→ INSTRUCTIES OPDRACHT:
Citeer uit de tekst over Pierre van Soest het gedeelte vanaf "Op Pierre van" tot en met "grijs, rood, geel.".

→ TEKSTFRAGMENT:
----------------
Tekenaar en schilder Pierre van Soest was een van de minder bekende Amsterdamse Limburgers, én een van de minst grijpbare. Uitgaande van grote voorgangers als Van Eyck, Bruegel en Rubens was hij voortdurend op zoek naar de balans tussen vorm en inhoud.

Wat zocht Pierre van Soest?

Op Pierre van Soest is niet makkelijk vat te krijgen. Kuier eens over de grote overzichtstentoonstelling van zijn werk in Museum van Bommel van Dam in Venlo. Aan het begin zie je heftig abstract werk. Even verderop doemen uit onnavolgbare perspectivische constructies delen van hoofden, lichamen en voorwerpen op. De vervormingen doen soms denken aan de Engelse kunstenaar Francis Bacon, maar dan koeler, witter, doorzichtiger. Aan het eind van de rondgang verschijnen plotseling kleine, ogenschijnlijk uit de losse hand geschilderde landschapjes in verzadigde kleuren, grijs, rood, geel.
Het zijn de vreemde, gefragmenteerde voorstellingen uit de middenperiode die het meest de aandacht trekken. In eerste instantie komen ze over als enigszins steriele vormexperimenten, maar als je even de tijd neemt, dan zie je dat er wel degelijk leven in schuilt. De onderdelen staan minder los van elkaar dan het lijkt. Het kleurgebruik is meestal terughoudend, maar zeer effectief. Ook treft de hechtheid, de onontkoombaarheid van de composities. De tentoonstelling toont slechts het topje van de ijsberg, zo blijkt uit de catalogus, want Van Soest tekende en schilderde de hele dag. Je kunt je niet aan de indruk onttrekken dat deze man iets zocht. Maar wat?
Iemand die het zou kunnen weten is Leon Mommers, verzamelaar, kunsthandelaar en lange tijd goed bevriend met Pierre van Soest (1930-2001). Mommers hoeft niet lang na te denken: “Pierre was vooral bezig het werk van andere schilders, zoals Bruegel en Van Eyck, om te vormen tot iets nieuws, tot ‘een echte Van Soest’. Zo zei hij het zelf ook: ‘een echte Van Soest’. In 1974 maakte hij opnieuw kennis met een schilderij van Jan van Eyck, ‘De bruiloft van de Arnolfini’ uit 1434. Hij was er helemaal ondersteboven van.”
----------------
→ AANGELEVERDE ITEMS:
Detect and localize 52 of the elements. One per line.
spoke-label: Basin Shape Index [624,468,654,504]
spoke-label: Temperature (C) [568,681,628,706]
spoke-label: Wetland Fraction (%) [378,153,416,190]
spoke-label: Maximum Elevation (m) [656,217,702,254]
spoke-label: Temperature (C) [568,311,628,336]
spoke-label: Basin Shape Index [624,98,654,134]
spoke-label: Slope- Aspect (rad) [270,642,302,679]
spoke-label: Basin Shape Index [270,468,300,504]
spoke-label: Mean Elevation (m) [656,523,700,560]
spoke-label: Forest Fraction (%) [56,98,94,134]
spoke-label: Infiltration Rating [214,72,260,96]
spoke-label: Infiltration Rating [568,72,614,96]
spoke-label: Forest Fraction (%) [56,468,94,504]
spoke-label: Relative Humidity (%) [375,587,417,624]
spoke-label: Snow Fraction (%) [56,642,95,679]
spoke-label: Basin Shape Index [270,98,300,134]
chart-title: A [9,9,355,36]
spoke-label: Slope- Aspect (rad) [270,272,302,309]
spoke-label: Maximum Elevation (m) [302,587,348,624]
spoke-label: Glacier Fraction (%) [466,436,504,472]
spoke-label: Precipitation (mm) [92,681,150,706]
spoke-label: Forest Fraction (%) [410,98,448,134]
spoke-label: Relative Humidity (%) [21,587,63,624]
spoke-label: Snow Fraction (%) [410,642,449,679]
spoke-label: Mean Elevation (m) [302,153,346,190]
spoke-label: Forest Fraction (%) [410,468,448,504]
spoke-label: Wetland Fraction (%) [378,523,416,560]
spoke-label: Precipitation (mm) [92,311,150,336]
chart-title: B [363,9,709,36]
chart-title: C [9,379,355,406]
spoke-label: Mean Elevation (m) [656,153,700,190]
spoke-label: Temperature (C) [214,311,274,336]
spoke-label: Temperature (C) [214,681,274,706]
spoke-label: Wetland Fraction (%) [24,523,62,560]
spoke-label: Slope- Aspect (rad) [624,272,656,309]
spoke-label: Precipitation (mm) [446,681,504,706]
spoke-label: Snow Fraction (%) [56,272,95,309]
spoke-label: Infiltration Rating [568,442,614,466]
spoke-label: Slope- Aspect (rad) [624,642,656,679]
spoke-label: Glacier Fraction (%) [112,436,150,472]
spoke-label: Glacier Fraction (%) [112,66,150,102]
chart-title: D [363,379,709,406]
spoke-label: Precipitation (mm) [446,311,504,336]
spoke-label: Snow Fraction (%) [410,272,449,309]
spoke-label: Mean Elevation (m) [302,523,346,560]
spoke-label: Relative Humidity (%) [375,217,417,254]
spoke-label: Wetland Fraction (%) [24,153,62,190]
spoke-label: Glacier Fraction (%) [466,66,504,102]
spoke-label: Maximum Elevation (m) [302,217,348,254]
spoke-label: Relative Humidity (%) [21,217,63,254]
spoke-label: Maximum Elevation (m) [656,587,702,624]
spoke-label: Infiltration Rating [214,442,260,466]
----------------
→ UITWERKING OPDRACHT:
Op Pierre van Soest is niet makkelijk vat te krijgen. Kuier eens over de grote overzichtstentoonstelling van zijn werk in Museum van Bommel van Dam in Venlo. Aan het begin zie je heftig abstract werk. Even verderop doemen uit onnavolgbare perspectivische constructies delen van hoofden, lichamen en voorwerpen op. De vervormingen doen soms denken aan de Engelse kunstenaar Francis Bacon, maar dan koeler, witter, doorzichtiger. Aan het eind van de rondgang verschijnen plotseling kleine, ogenschijnlijk uit de losse hand geschilderde landschapjes in verzadigde kleuren, grijs, rood, geel.